** START Input for this task **

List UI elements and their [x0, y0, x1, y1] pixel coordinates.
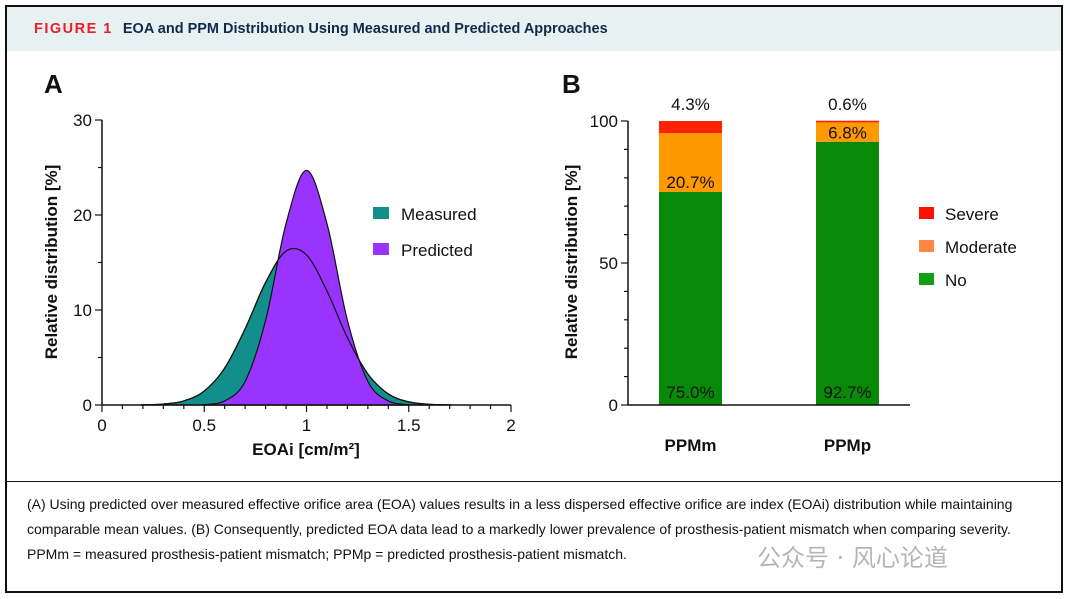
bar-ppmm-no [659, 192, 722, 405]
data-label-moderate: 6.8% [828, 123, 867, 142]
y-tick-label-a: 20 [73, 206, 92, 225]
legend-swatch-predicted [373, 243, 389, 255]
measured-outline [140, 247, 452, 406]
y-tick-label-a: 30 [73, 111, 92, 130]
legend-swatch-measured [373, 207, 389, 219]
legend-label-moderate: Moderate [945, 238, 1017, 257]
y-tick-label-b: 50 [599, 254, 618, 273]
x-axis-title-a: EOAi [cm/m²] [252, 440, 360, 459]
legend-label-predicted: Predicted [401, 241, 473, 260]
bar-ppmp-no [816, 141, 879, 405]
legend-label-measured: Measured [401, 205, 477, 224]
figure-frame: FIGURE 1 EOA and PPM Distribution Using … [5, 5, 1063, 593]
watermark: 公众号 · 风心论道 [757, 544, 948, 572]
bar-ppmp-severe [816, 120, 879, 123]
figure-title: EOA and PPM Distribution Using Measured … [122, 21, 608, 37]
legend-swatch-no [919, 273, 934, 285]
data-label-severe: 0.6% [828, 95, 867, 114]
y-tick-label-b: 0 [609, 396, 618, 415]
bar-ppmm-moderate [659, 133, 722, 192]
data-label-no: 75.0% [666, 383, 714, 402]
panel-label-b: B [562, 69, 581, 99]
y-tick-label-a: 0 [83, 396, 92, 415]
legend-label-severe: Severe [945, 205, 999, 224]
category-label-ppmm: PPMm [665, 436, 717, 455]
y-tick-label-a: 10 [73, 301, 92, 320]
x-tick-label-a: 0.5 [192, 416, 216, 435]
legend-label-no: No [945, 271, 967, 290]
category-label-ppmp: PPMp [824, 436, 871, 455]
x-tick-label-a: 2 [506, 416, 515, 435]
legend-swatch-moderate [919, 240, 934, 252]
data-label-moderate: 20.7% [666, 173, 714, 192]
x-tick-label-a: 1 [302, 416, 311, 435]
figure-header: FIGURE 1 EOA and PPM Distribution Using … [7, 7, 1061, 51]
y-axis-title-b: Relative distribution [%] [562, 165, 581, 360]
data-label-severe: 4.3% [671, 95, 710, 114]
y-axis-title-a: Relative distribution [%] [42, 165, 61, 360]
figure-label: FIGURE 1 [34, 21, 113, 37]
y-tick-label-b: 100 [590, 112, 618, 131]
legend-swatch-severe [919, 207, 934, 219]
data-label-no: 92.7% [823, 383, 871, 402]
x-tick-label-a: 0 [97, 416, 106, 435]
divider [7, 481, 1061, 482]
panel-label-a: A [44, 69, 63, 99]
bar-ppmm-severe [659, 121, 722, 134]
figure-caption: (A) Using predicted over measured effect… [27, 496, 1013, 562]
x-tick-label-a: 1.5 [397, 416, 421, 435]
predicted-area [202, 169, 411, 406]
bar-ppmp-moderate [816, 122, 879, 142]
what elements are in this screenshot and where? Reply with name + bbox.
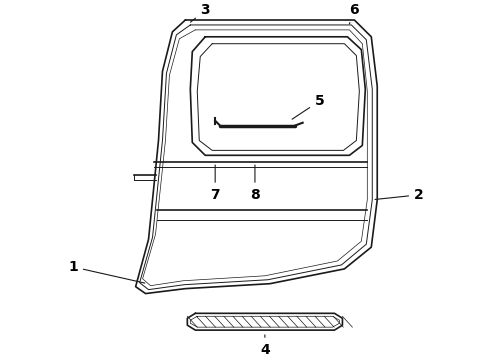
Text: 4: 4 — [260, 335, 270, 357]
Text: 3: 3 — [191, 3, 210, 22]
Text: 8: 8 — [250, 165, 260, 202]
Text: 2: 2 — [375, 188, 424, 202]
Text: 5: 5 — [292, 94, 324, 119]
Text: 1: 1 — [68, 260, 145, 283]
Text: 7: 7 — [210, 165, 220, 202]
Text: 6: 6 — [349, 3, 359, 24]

** END Input for this task **

Task to carry out:
How many lines in the data above contain the string "tick", matching case exactly? Reply with the number alone.

Answer to this problem:
12